* Begin Dataset rows *

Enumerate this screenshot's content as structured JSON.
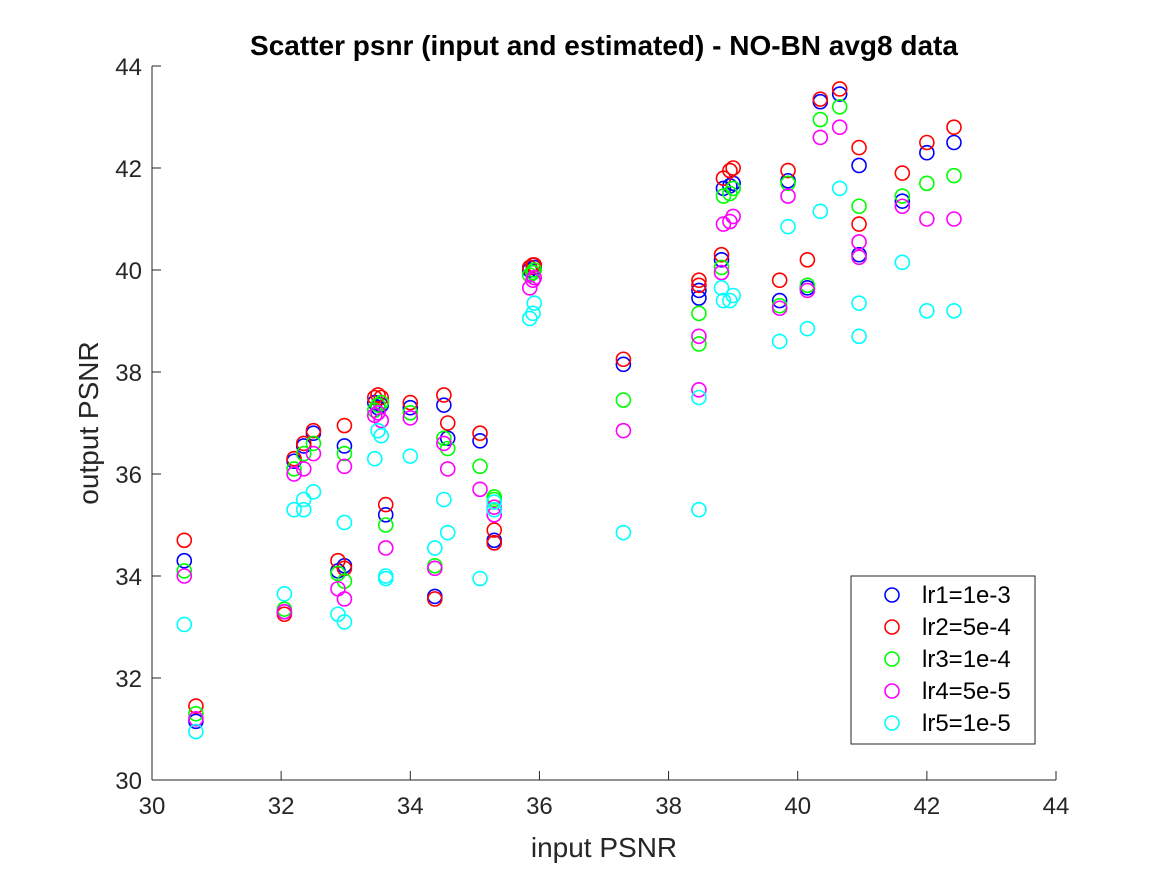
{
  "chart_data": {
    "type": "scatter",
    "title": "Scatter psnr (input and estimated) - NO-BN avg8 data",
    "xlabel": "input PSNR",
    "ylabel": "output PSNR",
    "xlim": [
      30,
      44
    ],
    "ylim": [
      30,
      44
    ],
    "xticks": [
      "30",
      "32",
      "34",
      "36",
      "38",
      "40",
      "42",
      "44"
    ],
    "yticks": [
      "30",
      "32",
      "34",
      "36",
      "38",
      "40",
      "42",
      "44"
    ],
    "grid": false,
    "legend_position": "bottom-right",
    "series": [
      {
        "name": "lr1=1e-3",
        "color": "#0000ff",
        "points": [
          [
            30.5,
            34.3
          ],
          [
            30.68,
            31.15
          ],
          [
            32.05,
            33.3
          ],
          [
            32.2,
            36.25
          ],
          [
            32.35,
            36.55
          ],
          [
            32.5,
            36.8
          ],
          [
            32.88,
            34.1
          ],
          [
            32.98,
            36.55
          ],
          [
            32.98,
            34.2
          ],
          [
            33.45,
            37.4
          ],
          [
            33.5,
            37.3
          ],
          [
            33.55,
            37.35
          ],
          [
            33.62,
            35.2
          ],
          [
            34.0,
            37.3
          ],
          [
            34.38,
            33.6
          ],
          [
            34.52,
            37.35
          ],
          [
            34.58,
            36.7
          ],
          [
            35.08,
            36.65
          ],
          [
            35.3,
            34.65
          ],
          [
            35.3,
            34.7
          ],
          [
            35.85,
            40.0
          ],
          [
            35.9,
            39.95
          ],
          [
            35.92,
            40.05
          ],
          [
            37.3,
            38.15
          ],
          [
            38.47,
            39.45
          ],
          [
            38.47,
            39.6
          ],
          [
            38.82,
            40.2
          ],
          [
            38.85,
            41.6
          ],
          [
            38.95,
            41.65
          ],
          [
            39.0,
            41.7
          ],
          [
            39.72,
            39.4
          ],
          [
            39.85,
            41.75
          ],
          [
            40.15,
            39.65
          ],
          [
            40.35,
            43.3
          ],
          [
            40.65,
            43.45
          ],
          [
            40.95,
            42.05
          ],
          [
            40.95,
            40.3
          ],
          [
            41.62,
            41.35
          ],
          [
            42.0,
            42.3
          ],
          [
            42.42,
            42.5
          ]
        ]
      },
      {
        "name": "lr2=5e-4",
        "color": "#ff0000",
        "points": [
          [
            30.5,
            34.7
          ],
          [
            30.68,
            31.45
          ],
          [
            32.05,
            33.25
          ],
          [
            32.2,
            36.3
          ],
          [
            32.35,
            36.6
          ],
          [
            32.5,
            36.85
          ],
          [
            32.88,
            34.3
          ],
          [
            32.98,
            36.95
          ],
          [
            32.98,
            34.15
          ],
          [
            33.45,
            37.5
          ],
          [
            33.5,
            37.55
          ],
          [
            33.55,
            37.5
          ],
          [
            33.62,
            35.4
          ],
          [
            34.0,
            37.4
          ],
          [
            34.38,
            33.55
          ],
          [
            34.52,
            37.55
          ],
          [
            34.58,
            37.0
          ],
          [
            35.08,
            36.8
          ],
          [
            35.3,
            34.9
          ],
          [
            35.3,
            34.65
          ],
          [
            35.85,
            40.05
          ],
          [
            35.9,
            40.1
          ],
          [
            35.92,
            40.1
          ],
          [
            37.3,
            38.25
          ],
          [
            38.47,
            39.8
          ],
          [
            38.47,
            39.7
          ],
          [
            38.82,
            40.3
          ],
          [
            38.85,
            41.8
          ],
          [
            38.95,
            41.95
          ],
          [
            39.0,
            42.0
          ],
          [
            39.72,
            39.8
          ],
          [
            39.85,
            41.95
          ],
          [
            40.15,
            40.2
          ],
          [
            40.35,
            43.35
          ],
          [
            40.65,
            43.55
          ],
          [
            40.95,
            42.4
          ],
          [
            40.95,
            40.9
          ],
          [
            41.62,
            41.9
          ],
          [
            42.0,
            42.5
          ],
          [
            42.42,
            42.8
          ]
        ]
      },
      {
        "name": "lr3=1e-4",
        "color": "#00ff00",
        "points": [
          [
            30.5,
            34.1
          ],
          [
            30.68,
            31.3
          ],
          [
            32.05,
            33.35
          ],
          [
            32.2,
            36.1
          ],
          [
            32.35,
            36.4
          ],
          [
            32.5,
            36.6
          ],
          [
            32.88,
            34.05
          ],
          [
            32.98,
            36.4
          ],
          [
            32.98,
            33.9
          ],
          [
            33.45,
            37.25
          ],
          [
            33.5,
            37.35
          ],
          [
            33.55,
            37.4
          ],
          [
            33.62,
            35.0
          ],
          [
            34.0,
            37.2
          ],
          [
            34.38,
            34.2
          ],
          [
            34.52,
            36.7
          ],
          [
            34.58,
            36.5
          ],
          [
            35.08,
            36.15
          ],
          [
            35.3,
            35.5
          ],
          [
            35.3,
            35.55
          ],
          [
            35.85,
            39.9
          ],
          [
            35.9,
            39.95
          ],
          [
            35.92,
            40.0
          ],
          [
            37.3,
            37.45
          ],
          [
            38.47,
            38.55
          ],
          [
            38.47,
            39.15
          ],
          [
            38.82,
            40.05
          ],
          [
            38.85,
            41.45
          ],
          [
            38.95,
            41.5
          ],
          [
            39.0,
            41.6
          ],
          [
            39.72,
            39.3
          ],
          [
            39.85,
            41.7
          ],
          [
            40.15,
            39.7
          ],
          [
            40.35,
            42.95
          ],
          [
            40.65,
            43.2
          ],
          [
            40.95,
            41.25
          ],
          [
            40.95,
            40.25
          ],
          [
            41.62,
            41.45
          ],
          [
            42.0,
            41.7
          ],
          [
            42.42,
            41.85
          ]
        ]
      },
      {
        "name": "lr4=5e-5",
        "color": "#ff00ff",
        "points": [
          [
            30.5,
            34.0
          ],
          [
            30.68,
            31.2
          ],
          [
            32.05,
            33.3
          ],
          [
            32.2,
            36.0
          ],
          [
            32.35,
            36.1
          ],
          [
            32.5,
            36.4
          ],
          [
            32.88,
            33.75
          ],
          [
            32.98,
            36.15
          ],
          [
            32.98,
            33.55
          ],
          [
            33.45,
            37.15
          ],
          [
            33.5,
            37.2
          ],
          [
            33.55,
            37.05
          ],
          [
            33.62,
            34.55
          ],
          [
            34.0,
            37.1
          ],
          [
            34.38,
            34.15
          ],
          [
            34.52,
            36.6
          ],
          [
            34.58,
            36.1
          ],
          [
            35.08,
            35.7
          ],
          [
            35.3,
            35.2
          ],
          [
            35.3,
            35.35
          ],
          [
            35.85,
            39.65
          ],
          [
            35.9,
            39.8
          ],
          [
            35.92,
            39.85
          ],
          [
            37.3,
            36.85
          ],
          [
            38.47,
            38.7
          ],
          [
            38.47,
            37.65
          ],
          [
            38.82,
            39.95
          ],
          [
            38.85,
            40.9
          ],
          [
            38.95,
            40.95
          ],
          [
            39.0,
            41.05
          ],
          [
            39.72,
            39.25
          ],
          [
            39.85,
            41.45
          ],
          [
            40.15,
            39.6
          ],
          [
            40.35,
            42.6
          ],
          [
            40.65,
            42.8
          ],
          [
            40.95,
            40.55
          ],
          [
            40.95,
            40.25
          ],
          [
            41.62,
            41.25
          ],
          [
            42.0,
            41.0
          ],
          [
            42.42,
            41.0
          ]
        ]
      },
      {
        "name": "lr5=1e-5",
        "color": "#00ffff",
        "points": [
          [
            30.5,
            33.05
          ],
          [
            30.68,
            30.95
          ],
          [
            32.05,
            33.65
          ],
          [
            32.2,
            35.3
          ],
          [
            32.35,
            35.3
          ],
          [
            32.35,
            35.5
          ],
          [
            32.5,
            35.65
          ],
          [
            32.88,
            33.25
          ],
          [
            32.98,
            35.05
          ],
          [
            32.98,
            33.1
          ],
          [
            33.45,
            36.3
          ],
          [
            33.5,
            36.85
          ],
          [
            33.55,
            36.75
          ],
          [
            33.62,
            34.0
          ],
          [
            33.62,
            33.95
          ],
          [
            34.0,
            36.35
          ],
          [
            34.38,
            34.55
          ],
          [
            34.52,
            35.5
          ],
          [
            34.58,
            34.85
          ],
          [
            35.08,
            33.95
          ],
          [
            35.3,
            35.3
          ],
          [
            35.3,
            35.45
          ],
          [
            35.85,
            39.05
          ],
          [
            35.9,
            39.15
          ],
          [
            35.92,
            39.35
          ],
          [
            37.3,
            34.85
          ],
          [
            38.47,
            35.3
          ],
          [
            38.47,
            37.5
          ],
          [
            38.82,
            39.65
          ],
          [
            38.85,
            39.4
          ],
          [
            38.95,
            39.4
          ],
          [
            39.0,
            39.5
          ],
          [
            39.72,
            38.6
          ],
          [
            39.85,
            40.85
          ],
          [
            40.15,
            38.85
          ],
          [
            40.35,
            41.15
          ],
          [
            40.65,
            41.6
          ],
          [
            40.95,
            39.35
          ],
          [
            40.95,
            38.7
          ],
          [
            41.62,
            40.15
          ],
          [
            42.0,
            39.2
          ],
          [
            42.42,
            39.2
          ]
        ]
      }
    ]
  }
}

* End Dataset rows *

Written task – In the listing above, find the lines holding the word "color" and copy them.

Exercise solution –
        "color": "#0000ff",
        "color": "#ff0000",
        "color": "#00ff00",
        "color": "#ff00ff",
        "color": "#00ffff",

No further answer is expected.